[Dataset items]
..........

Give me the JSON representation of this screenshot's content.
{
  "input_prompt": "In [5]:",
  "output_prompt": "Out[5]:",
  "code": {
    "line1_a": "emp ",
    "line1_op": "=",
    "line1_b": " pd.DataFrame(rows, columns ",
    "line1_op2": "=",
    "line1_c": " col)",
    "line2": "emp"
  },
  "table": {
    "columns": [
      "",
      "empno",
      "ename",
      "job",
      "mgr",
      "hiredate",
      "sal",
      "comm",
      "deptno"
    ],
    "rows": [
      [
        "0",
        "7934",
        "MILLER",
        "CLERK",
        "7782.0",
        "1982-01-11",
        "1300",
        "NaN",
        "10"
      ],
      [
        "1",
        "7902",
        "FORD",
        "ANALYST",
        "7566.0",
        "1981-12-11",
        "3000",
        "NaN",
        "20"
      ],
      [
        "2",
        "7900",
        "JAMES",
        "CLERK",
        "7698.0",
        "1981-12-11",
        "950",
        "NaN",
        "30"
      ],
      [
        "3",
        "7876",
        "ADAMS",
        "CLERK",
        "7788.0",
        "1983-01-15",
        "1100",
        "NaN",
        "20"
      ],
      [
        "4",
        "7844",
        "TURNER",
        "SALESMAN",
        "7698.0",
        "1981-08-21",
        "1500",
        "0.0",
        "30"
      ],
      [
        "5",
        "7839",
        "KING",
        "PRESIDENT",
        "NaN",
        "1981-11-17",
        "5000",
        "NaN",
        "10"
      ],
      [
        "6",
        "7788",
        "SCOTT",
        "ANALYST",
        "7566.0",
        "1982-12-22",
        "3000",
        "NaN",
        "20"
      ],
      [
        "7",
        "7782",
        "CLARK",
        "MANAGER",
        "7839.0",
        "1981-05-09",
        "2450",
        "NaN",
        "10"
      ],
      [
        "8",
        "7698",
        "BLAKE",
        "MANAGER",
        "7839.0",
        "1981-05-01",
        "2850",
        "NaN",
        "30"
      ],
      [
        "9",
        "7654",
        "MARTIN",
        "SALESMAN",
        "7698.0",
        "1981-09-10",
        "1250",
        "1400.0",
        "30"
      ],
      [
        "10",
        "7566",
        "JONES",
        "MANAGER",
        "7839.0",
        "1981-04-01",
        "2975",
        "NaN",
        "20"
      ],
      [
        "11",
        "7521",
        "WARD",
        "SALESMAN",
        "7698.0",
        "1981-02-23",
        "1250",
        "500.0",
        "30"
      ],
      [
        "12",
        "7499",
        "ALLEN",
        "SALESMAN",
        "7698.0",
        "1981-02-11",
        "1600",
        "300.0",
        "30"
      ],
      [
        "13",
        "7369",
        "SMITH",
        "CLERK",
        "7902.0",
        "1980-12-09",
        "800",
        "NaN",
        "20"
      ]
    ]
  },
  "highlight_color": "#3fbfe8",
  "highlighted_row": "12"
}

..........

- _GOAL OF THE EXERCISE_
Collect every line from the records above that contains the word "rows".

- _RESPONSE TO THE EXERCISE_
    "line1_b": " pd.DataFrame(rows, columns ",
    "rows": [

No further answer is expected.